**Goal of the exercise:** Render every entry verbatim.

[Entries from a dataset]
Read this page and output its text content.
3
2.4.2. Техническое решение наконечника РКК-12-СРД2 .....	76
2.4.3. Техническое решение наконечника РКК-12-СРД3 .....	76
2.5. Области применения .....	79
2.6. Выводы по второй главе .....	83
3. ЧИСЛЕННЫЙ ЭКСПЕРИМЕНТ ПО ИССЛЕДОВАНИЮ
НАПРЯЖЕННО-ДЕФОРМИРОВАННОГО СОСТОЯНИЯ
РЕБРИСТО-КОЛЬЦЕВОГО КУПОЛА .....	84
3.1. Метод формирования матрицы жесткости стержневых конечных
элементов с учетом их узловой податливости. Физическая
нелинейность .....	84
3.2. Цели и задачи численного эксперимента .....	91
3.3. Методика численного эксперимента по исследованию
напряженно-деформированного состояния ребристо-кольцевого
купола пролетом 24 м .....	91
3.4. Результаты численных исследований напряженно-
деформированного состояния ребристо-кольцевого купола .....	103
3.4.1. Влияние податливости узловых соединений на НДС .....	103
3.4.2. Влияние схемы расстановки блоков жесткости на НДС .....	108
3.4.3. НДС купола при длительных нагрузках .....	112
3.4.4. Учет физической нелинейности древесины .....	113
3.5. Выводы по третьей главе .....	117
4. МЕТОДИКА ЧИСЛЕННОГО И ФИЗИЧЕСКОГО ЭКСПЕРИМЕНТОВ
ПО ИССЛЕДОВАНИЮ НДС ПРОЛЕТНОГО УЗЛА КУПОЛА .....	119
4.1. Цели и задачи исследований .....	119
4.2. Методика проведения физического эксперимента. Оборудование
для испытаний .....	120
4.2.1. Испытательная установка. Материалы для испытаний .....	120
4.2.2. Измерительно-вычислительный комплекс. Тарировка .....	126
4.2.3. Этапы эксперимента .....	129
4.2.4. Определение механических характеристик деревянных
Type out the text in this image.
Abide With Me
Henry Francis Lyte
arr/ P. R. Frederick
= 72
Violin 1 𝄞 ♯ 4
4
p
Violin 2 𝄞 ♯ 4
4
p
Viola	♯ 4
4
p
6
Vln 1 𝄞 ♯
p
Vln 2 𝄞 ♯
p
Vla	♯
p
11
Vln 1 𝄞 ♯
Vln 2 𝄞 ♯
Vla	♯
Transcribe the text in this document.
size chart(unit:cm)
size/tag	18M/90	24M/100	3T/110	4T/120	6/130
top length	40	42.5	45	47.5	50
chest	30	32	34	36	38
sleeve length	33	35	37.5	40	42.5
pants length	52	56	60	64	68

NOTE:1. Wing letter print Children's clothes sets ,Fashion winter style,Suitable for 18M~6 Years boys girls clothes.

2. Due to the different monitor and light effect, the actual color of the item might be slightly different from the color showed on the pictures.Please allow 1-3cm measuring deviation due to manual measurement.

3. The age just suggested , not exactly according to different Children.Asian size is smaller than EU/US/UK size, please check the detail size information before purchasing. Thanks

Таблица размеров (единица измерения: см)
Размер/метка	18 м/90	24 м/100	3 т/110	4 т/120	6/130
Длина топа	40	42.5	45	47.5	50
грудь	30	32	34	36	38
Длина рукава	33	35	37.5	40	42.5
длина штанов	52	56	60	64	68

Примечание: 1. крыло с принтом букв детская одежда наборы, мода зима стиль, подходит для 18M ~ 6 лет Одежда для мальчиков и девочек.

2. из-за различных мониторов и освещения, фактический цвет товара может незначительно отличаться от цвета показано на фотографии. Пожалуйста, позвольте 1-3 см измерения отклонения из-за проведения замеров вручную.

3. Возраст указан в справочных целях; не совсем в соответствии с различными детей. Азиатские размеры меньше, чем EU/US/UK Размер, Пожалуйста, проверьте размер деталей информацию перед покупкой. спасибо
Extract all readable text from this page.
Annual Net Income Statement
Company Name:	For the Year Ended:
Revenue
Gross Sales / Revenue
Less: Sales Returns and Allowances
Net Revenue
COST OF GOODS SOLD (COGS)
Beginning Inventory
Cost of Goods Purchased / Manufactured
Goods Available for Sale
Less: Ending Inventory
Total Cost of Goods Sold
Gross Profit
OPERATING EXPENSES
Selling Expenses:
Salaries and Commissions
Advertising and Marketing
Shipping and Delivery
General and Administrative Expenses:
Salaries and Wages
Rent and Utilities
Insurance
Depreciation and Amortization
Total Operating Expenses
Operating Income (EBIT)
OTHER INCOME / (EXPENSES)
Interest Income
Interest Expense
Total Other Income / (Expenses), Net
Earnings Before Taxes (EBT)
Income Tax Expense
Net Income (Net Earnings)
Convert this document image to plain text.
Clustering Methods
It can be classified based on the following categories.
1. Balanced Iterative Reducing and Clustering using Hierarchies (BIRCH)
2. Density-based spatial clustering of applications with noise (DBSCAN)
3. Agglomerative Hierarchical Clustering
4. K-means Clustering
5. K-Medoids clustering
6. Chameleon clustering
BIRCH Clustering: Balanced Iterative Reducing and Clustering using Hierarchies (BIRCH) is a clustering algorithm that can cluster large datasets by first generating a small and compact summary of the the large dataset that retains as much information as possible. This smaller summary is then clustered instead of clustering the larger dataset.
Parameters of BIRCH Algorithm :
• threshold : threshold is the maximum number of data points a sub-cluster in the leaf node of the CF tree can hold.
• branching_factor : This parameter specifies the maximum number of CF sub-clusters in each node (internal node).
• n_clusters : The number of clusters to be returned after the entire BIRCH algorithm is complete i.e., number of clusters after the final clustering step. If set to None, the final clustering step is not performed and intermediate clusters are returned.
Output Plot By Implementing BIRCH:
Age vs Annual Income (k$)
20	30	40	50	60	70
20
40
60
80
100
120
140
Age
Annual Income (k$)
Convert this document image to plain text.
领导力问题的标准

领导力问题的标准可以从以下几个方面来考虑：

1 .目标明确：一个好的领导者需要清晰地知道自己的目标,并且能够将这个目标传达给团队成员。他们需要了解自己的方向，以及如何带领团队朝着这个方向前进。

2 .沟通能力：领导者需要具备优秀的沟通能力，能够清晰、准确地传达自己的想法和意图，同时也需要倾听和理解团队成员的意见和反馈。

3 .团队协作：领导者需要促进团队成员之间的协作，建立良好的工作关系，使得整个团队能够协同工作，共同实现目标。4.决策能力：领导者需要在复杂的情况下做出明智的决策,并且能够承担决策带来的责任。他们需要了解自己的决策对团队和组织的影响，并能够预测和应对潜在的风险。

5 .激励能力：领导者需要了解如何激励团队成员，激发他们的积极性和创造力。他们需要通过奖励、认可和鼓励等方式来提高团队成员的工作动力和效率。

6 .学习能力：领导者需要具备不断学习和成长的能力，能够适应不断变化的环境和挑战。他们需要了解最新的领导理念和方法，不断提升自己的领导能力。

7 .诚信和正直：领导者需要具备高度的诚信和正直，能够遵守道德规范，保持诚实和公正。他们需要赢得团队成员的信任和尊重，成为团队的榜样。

**Written response:**
Read this page and output its text content.
3
2.4.2. Техническое решение наконечника РКК-12-СРД2 .....	76
2.4.3. Техническое решение наконечника РКК-12-СРД3 .....	76
2.5. Области применения .....	79
2.6. Выводы по второй главе .....	83
3. ЧИСЛЕННЫЙ ЭКСПЕРИМЕНТ ПО ИССЛЕДОВАНИЮ
НАПРЯЖЕННО-ДЕФОРМИРОВАННОГО СОСТОЯНИЯ
РЕБРИСТО-КОЛЬЦЕВОГО КУПОЛА .....	84
3.1. Метод формирования матрицы жесткости стержневых конечных
элементов с учетом их узловой податливости. Физическая
нелинейность .....	84
3.2. Цели и задачи численного эксперимента .....	91
3.3. Методика численного эксперимента по исследованию
напряженно-деформированного состояния ребристо-кольцевого
купола пролетом 24 м .....	91
3.4. Результаты численных исследований напряженно-
деформированного состояния ребристо-кольцевого купола .....	103
3.4.1. Влияние податливости узловых соединений на НДС .....	103
3.4.2. Влияние схемы расстановки блоков жесткости на НДС .....	108
3.4.3. НДС купола при длительных нагрузках .....	112
3.4.4. Учет физической нелинейности древесины .....	113
3.5. Выводы по третьей главе .....	117
4. МЕТОДИКА ЧИСЛЕННОГО И ФИЗИЧЕСКОГО ЭКСПЕРИМЕНТОВ
ПО ИССЛЕДОВАНИЮ НДС ПРОЛЕТНОГО УЗЛА КУПОЛА .....	119
4.1. Цели и задачи исследований .....	119
4.2. Методика проведения физического эксперимента. Оборудование
для испытаний .....	120
4.2.1. Испытательная установка. Материалы для испытаний .....	120
4.2.2. Измерительно-вычислительный комплекс. Тарировка .....	126
4.2.3. Этапы эксперимента .....	129
4.2.4. Определение механических характеристик деревянных
Type out the text in this image.
Abide With Me
Henry Francis Lyte
arr/ P. R. Frederick
= 72
Violin 1 𝄞 ♯ 4
4
p
Violin 2 𝄞 ♯ 4
4
p
Viola	♯ 4
4
p
6
Vln 1 𝄞 ♯
p
Vln 2 𝄞 ♯
p
Vla	♯
p
11
Vln 1 𝄞 ♯
Vln 2 𝄞 ♯
Vla	♯
Transcribe the text in this document.
size chart(unit:cm)
size/tag	18M/90	24M/100	3T/110	4T/120	6/130
top length	40	42.5	45	47.5	50
chest	30	32	34	36	38
sleeve length	33	35	37.5	40	42.5
pants length	52	56	60	64	68

NOTE:1. Wing letter print Children's clothes sets ,Fashion winter style,Suitable for 18M~6 Years boys girls clothes.

2. Due to the different monitor and light effect, the actual color of the item might be slightly different from the color showed on the pictures.Please allow 1-3cm measuring deviation due to manual measurement.

3. The age just suggested , not exactly according to different Children.Asian size is smaller than EU/US/UK size, please check the detail size information before purchasing. Thanks

Таблица размеров (единица измерения: см)
Размер/метка	18 м/90	24 м/100	3 т/110	4 т/120	6/130
Длина топа	40	42.5	45	47.5	50
грудь	30	32	34	36	38
Длина рукава	33	35	37.5	40	42.5
длина штанов	52	56	60	64	68

Примечание: 1. крыло с принтом букв детская одежда наборы, мода зима стиль, подходит для 18M ~ 6 лет Одежда для мальчиков и девочек.

2. из-за различных мониторов и освещения, фактический цвет товара может незначительно отличаться от цвета показано на фотографии. Пожалуйста, позвольте 1-3 см измерения отклонения из-за проведения замеров вручную.

3. Возраст указан в справочных целях; не совсем в соответствии с различными детей. Азиатские размеры меньше, чем EU/US/UK Размер, Пожалуйста, проверьте размер деталей информацию перед покупкой. спасибо
Extract all readable text from this page.
Annual Net Income Statement
Company Name:	For the Year Ended:
Revenue
Gross Sales / Revenue
Less: Sales Returns and Allowances
Net Revenue
COST OF GOODS SOLD (COGS)
Beginning Inventory
Cost of Goods Purchased / Manufactured
Goods Available for Sale
Less: Ending Inventory
Total Cost of Goods Sold
Gross Profit
OPERATING EXPENSES
Selling Expenses:
Salaries and Commissions
Advertising and Marketing
Shipping and Delivery
General and Administrative Expenses:
Salaries and Wages
Rent and Utilities
Insurance
Depreciation and Amortization
Total Operating Expenses
Operating Income (EBIT)
OTHER INCOME / (EXPENSES)
Interest Income
Interest Expense
Total Other Income / (Expenses), Net
Earnings Before Taxes (EBT)
Income Tax Expense
Net Income (Net Earnings)
Convert this document image to plain text.
Clustering Methods
It can be classified based on the following categories.
1. Balanced Iterative Reducing and Clustering using Hierarchies (BIRCH)
2. Density-based spatial clustering of applications with noise (DBSCAN)
3. Agglomerative Hierarchical Clustering
4. K-means Clustering
5. K-Medoids clustering
6. Chameleon clustering
BIRCH Clustering: Balanced Iterative Reducing and Clustering using Hierarchies (BIRCH) is a clustering algorithm that can cluster large datasets by first generating a small and compact summary of the the large dataset that retains as much information as possible. This smaller summary is then clustered instead of clustering the larger dataset.
Parameters of BIRCH Algorithm :
• threshold : threshold is the maximum number of data points a sub-cluster in the leaf node of the CF tree can hold.
• branching_factor : This parameter specifies the maximum number of CF sub-clusters in each node (internal node).
• n_clusters : The number of clusters to be returned after the entire BIRCH algorithm is complete i.e., number of clusters after the final clustering step. If set to None, the final clustering step is not performed and intermediate clusters are returned.
Output Plot By Implementing BIRCH:
Age vs Annual Income (k$)
20	30	40	50	60	70
20
40
60
80
100
120
140
Age
Annual Income (k$)
Convert this document image to plain text.
领导力问题的标准

领导力问题的标准可以从以下几个方面来考虑：

1 .目标明确：一个好的领导者需要清晰地知道自己的目标,并且能够将这个目标传达给团队成员。他们需要了解自己的方向，以及如何带领团队朝着这个方向前进。

2 .沟通能力：领导者需要具备优秀的沟通能力，能够清晰、准确地传达自己的想法和意图，同时也需要倾听和理解团队成员的意见和反馈。

3 .团队协作：领导者需要促进团队成员之间的协作，建立良好的工作关系，使得整个团队能够协同工作，共同实现目标。4.决策能力：领导者需要在复杂的情况下做出明智的决策,并且能够承担决策带来的责任。他们需要了解自己的决策对团队和组织的影响，并能够预测和应对潜在的风险。

5 .激励能力：领导者需要了解如何激励团队成员，激发他们的积极性和创造力。他们需要通过奖励、认可和鼓励等方式来提高团队成员的工作动力和效率。

6 .学习能力：领导者需要具备不断学习和成长的能力，能够适应不断变化的环境和挑战。他们需要了解最新的领导理念和方法，不断提升自己的领导能力。

7 .诚信和正直：领导者需要具备高度的诚信和正直，能够遵守道德规范，保持诚实和公正。他们需要赢得团队成员的信任和尊重，成为团队的榜样。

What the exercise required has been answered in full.